WRITTEN REQUEST
Select every line holding the word "that" and copy it.

DATA PROVIDED
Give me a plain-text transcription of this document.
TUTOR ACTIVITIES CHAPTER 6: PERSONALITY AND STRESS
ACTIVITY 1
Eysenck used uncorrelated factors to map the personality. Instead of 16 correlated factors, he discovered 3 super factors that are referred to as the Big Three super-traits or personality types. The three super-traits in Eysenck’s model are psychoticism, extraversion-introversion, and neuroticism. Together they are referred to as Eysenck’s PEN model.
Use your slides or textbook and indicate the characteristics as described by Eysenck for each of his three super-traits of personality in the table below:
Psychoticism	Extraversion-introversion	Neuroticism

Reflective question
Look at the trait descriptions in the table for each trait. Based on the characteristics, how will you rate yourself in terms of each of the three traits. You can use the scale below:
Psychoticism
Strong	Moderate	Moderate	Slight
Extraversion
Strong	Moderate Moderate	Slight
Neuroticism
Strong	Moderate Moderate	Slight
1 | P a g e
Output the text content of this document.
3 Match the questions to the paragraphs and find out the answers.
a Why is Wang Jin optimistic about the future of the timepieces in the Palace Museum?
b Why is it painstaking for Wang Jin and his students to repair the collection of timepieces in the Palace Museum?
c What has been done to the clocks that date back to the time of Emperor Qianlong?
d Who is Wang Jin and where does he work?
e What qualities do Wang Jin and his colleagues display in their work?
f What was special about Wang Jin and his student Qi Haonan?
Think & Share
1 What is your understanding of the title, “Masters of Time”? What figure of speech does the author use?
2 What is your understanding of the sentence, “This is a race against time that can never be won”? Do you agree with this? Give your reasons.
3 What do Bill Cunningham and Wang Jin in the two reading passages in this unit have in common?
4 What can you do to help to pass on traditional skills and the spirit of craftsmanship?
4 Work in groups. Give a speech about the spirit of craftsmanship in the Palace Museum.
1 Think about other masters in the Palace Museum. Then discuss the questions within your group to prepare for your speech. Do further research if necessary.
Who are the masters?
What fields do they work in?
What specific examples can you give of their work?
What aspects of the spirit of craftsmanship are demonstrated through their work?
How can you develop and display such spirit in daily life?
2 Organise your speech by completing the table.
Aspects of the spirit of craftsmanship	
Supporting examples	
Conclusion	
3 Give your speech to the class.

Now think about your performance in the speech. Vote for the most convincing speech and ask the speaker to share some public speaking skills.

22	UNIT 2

WRITTEN RESPONSE
Eysenck used uncorrelated factors to map the personality. Instead of 16 correlated factors, he discovered 3 super factors that are referred to as the Big Three super-traits or personality types. The three super-traits in Eysenck’s model are psychoticism, extraversion-introversion, and neuroticism. Together they are referred to as Eysenck’s PEN model.
c What has been done to the clocks that date back to the time of Emperor Qianlong?
2 What is your understanding of the sentence, “This is a race against time that can never be won”? Do you agree with this? Give your reasons.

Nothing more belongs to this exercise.